DAPI staining of treated HCT116 cells, the density stained areas are cell nuclei (blue color). (A) Control cancer cells. (B) Cisplatin treatment (G-IV), (C) 10 wt%SPIONs/S-16-APAA-Cp treatment (G-V)(0.188 mg/ml), (D) 10 wt%SPIONs/S-16-A-Cp treatment (G-VI) (0.188 mg/mL). All the scale bars are 100 µm. The arrow indicates the nucleus structural changes.

Figure 7 shows the confocal microscopic images of treated HeLa cells. The cells were treated with Group-IV, Group-V and Group-VI for 24 h and stained with DAPI to evaluate the effect of Group-VI on HeLa cells. Group-V showed a slight reduction in cell quantification compared to control cells. As expected Cp (Group-IV) killed 90% of HeLa cells since it used to treat cervical cancer by inhibiting the replication of DNA. However, HeLa cells proliferation was dramatically affected by Group-VI treatment with clear DNA fragmentation. This indicate that HeLa cells were more sensitive to Group-VI than HCT116 cells.

Figure 7


DAPI staining of treated HELA cells, the density stained areas are cell nuclei (blue color). (A) Control. (B) Cisplatin treatment (G-IV) (0.0342 mg/ml) (C) 10 wt%SPIONs/S-16-APAA-Cp treatment (G-V) (0.188 mg/ml), (D) 10 wt%SPIONs/S-16-A-Cp treatment (G-VI) (0.188 mg/ml). All the scale bars are 100 µm.

Figure 8 shows the cell morphology of treated HeLa cells using inverted microscope. The morphological pattern of treated HCT116 with Group-IV showed that almost all cells were completely dead after 24 h. Treatment of HCT 116 with Group-V showed the entry of the SPIONs particles inside the cells, which were indicated by the characteristics iron red to brown color. However, the presence of cells without kill indicates the poor release of Cp, which might be due to presence of pH sensitive polyacrylic acid. Whereas, in the Group-VI treatment, more than 80% of the cells are found to be dead. The presence of SPIONs were not easy to detect inside the cells indicating that the cells were taken in SPIONs, S-16, APTES, Cp nanoformulation (Group-VI) and were dead as the number of cells decreased dramatically. This indicate the effective release of Cp in Group-VI rather than in the presence of polyacrylic acid at pH 7.4.

**Dataset excerpts**:
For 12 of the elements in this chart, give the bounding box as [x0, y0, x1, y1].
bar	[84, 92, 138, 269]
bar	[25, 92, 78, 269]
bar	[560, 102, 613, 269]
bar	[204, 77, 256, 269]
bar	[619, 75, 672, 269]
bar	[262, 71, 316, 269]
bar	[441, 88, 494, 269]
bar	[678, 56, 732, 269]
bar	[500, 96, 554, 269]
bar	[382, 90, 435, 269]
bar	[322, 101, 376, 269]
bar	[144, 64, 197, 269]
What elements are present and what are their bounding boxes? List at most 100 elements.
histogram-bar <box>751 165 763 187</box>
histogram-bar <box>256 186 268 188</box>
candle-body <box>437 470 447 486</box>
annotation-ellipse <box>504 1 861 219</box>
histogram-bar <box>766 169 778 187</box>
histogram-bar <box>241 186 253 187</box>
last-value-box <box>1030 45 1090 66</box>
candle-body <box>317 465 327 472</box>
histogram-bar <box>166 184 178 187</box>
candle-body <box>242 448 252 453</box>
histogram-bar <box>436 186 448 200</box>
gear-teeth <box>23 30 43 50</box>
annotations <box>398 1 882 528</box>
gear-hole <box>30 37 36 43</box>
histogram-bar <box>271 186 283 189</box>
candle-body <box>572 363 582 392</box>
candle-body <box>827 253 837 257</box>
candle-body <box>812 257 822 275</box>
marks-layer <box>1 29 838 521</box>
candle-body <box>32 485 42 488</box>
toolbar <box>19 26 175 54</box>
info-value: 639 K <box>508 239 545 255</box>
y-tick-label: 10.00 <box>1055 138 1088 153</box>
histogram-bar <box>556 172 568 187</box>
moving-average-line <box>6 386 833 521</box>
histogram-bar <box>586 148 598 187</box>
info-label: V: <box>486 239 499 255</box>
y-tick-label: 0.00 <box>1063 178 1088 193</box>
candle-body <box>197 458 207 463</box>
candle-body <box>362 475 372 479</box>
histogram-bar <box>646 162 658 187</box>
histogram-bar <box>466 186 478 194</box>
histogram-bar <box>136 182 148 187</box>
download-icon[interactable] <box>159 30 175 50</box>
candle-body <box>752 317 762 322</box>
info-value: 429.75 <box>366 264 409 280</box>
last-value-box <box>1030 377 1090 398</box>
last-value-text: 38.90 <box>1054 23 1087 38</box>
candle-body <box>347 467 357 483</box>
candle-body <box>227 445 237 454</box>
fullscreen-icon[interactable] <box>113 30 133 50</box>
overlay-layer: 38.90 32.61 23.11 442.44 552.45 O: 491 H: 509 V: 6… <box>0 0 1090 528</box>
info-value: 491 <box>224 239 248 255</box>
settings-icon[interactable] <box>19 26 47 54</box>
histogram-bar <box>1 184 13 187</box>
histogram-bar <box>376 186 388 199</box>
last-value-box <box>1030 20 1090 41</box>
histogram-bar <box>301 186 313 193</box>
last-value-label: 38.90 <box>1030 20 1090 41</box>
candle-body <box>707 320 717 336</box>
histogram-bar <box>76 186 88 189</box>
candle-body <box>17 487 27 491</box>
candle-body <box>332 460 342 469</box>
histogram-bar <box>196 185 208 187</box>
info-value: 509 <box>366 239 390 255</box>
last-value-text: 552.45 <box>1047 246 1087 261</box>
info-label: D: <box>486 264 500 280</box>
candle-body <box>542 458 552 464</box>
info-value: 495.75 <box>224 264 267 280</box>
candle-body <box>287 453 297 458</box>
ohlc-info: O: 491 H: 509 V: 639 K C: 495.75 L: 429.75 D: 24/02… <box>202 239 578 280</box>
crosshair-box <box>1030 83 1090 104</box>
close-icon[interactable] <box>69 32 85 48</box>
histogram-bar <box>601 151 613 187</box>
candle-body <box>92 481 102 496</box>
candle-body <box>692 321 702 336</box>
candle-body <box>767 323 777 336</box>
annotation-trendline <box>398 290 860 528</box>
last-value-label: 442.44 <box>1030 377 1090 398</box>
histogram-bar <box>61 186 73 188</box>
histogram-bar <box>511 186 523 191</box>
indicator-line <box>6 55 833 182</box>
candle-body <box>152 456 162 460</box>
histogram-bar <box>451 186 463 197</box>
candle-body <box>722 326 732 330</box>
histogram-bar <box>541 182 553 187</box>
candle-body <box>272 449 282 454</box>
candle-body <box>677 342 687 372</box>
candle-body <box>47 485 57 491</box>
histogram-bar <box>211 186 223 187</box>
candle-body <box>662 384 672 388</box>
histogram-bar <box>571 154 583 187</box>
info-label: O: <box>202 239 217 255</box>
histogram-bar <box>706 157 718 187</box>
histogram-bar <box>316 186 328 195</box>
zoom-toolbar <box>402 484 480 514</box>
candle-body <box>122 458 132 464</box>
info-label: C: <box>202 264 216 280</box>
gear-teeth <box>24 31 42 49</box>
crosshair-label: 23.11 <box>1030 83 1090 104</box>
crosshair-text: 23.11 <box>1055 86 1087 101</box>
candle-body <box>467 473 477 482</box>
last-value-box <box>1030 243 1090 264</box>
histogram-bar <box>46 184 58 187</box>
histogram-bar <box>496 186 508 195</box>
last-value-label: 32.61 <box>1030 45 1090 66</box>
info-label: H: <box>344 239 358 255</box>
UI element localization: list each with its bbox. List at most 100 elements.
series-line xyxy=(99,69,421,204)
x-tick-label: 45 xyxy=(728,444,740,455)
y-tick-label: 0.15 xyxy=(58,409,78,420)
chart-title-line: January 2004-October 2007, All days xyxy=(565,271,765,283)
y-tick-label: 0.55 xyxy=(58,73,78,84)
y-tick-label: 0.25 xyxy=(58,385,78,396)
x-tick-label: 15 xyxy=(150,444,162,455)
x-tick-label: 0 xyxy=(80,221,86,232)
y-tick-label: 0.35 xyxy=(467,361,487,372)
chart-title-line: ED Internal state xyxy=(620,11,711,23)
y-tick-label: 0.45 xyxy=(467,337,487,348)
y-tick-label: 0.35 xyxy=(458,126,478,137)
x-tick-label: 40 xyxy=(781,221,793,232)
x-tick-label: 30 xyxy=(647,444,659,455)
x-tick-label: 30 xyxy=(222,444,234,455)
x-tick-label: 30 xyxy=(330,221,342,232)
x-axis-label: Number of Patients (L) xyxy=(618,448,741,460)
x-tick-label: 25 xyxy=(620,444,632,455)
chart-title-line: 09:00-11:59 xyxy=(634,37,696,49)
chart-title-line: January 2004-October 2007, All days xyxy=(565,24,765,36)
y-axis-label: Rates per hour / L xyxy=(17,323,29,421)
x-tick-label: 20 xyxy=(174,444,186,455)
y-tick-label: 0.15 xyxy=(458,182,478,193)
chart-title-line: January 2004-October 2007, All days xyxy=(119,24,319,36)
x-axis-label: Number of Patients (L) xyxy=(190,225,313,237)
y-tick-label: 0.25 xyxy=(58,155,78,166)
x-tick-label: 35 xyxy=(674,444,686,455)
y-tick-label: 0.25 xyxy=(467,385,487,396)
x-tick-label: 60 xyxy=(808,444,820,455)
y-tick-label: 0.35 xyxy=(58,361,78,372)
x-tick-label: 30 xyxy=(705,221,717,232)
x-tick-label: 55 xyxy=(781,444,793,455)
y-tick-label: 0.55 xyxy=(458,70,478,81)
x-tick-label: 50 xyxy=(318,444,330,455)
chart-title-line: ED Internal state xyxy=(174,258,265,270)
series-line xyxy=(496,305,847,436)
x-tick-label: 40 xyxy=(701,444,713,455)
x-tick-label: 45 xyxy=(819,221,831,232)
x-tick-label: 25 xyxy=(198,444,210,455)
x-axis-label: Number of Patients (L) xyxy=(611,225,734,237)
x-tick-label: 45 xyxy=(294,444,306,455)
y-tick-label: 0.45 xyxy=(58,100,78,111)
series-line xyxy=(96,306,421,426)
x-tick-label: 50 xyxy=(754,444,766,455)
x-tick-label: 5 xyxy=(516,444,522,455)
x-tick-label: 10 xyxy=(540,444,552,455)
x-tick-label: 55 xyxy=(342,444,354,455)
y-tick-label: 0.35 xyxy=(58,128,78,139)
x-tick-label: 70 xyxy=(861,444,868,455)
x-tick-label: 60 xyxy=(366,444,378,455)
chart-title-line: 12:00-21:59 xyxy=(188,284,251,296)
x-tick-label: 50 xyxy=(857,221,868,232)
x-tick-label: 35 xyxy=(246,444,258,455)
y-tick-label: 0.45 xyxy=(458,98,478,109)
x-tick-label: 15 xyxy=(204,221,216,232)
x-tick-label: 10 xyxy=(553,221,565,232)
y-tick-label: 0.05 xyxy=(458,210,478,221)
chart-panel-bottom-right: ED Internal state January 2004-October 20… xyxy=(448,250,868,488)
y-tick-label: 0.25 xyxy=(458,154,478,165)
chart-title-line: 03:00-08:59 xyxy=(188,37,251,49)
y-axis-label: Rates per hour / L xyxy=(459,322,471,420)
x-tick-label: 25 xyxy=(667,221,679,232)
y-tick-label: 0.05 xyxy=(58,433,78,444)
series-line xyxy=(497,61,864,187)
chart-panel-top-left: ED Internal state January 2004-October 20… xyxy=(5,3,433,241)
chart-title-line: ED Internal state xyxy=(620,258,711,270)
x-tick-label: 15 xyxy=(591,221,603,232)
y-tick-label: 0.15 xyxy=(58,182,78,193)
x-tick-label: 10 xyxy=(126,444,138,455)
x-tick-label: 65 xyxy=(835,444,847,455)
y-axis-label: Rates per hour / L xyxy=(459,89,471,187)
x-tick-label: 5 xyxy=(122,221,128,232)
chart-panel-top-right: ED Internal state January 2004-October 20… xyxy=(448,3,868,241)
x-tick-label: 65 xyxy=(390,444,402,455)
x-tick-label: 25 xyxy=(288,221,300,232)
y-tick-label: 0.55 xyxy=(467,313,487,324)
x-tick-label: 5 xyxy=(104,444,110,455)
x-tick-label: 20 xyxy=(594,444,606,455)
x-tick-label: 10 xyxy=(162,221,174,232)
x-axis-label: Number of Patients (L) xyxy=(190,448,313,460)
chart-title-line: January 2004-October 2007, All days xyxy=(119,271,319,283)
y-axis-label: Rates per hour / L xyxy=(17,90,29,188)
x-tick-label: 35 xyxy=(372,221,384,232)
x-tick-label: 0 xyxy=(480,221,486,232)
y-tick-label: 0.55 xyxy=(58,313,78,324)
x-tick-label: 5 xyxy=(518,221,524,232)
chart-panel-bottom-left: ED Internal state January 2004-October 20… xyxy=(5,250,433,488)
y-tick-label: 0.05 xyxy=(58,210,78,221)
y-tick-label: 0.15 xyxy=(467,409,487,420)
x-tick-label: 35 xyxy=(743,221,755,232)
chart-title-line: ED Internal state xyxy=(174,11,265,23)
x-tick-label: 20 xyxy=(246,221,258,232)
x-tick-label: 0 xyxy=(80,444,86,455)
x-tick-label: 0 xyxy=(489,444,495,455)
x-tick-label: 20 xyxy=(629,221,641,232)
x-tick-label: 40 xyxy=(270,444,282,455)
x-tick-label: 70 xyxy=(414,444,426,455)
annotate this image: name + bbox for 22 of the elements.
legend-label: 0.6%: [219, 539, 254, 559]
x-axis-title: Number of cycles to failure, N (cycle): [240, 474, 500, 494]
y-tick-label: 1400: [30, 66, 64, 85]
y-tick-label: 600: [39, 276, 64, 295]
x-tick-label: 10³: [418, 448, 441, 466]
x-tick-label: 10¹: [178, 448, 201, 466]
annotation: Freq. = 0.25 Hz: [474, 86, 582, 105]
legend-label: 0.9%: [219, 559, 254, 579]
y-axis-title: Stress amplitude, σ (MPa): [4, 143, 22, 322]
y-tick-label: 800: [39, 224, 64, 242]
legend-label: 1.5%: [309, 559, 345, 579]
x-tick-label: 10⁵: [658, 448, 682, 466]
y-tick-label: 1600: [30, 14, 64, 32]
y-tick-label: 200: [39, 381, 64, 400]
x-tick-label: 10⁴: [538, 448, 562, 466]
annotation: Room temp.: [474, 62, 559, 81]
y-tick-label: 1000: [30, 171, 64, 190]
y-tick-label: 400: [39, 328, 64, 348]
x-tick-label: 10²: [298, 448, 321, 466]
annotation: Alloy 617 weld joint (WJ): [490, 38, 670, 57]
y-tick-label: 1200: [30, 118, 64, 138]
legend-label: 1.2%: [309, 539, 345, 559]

**What this exercise asks**:
[1] Answer these questions using the passage on DAPI staining of treated cells:
(a) How long are all the scale bars in the figures?
(b) What percentage of HeLa cells did Cp (Group-IV) kill?
(c) What share of the cells were found dead after the Group-VI treatment in the Figure 8 paragraph?
[2] From the passage on DAPI staining of treated cells, reproduce word for word the part from "Figure 7 shows the" up to and including "than HCT116 cells.".
[3] According to the passage on DAPI staining of treated cells, why did some cells treated with Group-V survive? Answer in one to three sentences.

**Solutions to the tasks**:
[1]
(a) 100 µm.
(b) 90%.
(c) More than 80%.

[2]
Figure 7 shows the confocal microscopic images of treated HeLa cells. The cells were treated with Group-IV, Group-V and Group-VI for 24 h and stained with DAPI to evaluate the effect of Group-VI on HeLa cells. Group-V showed a slight reduction in cell quantification compared to control cells. As expected Cp (Group-IV) killed 90% of HeLa cells since it used to treat cervical cancer by inhibiting the replication of DNA. However, HeLa cells proliferation was dramatically affected by Group-VI treatment with clear DNA fragmentation. This indicate that HeLa cells were more sensitive to Group-VI than HCT116 cells.

[3] The surviving cells indicate that Cp was poorly released from the Group-V treatment. The passage says this might be due to the presence of pH sensitive polyacrylic acid.